● Problem details:
Locate the line that contains "What's the underlying", then copy it and all later lines of the data below exactly, through the last one.

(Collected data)
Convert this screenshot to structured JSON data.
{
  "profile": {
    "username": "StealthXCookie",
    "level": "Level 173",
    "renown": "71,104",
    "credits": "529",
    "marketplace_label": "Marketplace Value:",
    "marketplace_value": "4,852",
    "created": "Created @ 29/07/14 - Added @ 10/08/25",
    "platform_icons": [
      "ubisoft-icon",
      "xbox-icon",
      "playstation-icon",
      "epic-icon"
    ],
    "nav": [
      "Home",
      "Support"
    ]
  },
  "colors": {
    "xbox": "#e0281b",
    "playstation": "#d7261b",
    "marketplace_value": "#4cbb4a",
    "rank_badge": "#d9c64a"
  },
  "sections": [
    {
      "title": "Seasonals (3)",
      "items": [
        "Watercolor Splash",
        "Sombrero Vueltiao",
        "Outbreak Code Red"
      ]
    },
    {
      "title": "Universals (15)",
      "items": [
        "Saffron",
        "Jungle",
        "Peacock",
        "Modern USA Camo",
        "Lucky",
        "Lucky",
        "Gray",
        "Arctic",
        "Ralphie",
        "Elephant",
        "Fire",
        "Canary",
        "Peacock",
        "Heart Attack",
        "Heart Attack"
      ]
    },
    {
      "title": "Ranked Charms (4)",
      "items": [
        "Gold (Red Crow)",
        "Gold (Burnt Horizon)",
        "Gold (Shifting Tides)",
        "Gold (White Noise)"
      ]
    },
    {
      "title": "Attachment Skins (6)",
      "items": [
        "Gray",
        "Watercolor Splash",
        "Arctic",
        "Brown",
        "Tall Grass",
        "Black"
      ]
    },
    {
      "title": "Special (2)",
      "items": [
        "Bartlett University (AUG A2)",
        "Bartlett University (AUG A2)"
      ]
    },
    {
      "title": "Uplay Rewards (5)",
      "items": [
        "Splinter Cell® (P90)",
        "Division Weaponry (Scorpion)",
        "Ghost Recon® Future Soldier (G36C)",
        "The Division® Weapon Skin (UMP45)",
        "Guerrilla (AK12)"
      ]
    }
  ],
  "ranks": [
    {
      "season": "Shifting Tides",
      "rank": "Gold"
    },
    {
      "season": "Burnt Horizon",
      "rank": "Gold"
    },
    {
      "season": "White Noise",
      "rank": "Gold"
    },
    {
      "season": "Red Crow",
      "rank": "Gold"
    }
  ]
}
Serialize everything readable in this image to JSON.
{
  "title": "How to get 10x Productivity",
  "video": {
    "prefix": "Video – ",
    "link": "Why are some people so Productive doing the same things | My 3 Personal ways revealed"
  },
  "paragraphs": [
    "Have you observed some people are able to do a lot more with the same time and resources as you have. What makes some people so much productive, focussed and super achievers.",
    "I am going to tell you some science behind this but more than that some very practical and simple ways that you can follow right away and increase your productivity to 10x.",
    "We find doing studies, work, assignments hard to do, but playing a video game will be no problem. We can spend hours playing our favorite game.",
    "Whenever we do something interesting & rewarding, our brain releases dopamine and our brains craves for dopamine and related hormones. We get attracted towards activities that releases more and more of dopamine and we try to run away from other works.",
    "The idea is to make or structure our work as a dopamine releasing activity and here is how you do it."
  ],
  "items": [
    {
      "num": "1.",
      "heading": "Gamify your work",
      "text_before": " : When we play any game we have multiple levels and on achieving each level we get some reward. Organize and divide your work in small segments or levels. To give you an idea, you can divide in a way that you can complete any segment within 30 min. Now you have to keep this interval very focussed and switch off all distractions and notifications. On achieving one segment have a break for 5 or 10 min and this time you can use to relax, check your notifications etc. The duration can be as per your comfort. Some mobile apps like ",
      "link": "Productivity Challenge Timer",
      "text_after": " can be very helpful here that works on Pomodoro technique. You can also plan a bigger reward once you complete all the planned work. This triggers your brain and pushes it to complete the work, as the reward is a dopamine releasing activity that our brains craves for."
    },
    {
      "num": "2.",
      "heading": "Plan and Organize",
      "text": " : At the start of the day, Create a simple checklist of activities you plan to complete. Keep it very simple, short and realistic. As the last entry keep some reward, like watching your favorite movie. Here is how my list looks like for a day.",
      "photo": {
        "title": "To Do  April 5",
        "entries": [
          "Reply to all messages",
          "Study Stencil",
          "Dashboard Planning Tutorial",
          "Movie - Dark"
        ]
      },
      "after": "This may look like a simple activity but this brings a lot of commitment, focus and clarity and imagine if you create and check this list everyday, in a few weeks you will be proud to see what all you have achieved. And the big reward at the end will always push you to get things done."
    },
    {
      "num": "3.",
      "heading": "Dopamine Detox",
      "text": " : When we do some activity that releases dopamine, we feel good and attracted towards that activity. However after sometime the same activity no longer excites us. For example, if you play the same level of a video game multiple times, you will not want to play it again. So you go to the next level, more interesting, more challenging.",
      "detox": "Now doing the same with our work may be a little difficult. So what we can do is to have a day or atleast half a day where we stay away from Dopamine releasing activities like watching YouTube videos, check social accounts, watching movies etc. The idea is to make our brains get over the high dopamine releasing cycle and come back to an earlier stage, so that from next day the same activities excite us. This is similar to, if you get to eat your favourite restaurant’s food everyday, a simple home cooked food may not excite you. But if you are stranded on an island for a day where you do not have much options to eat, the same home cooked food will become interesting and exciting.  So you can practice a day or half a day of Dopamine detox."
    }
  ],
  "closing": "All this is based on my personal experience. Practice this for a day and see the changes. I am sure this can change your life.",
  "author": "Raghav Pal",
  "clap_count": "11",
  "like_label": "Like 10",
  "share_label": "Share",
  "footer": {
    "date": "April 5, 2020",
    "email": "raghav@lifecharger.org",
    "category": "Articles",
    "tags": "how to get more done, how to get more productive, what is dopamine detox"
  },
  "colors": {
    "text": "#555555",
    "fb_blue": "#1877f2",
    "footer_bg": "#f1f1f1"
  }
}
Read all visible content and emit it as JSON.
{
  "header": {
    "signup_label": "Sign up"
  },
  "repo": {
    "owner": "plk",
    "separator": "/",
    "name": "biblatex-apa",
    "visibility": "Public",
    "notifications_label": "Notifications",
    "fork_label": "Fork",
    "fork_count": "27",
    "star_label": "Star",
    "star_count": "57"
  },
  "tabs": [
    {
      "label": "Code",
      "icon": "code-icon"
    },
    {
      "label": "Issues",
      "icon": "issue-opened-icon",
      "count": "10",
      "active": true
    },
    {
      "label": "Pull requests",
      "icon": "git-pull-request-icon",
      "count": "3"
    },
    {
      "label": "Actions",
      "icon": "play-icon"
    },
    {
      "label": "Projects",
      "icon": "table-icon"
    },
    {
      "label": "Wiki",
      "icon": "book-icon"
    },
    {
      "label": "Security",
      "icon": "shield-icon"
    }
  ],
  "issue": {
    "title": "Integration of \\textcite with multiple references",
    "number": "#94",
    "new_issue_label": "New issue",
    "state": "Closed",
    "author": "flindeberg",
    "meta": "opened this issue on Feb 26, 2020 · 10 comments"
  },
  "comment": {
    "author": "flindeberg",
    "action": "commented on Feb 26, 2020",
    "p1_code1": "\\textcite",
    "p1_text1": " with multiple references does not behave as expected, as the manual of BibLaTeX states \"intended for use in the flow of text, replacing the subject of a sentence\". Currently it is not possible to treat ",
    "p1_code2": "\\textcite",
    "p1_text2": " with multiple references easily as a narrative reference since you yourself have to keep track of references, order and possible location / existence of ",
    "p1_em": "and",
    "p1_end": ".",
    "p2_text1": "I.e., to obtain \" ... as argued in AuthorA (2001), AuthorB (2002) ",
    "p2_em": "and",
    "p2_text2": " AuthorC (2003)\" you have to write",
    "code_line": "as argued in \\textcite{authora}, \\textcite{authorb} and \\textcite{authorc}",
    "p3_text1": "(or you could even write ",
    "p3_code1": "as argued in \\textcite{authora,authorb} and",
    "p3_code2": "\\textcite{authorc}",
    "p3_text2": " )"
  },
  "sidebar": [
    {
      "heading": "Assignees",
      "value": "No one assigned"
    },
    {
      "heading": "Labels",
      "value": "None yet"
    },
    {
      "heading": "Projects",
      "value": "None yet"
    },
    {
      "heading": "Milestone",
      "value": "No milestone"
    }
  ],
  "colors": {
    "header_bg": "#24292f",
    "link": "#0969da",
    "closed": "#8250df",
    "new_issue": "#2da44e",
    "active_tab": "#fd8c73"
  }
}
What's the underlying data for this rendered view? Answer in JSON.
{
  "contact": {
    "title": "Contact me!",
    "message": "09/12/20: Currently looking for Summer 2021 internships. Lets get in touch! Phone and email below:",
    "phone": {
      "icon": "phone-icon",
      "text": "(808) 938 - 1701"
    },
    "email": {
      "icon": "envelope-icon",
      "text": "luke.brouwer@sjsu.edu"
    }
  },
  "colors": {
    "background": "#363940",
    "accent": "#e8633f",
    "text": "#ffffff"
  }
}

● The completed task:
What's the underlying data for this rendered view? Answer in JSON.
{
  "contact": {
    "title": "Contact me!",
    "message": "09/12/20: Currently looking for Summer 2021 internships. Lets get in touch! Phone and email below:",
    "phone": {
      "icon": "phone-icon",
      "text": "(808) 938 - 1701"
    },
    "email": {
      "icon": "envelope-icon",
      "text": "luke.brouwer@sjsu.edu"
    }
  },
  "colors": {
    "background": "#363940",
    "accent": "#e8633f",
    "text": "#ffffff"
  }
}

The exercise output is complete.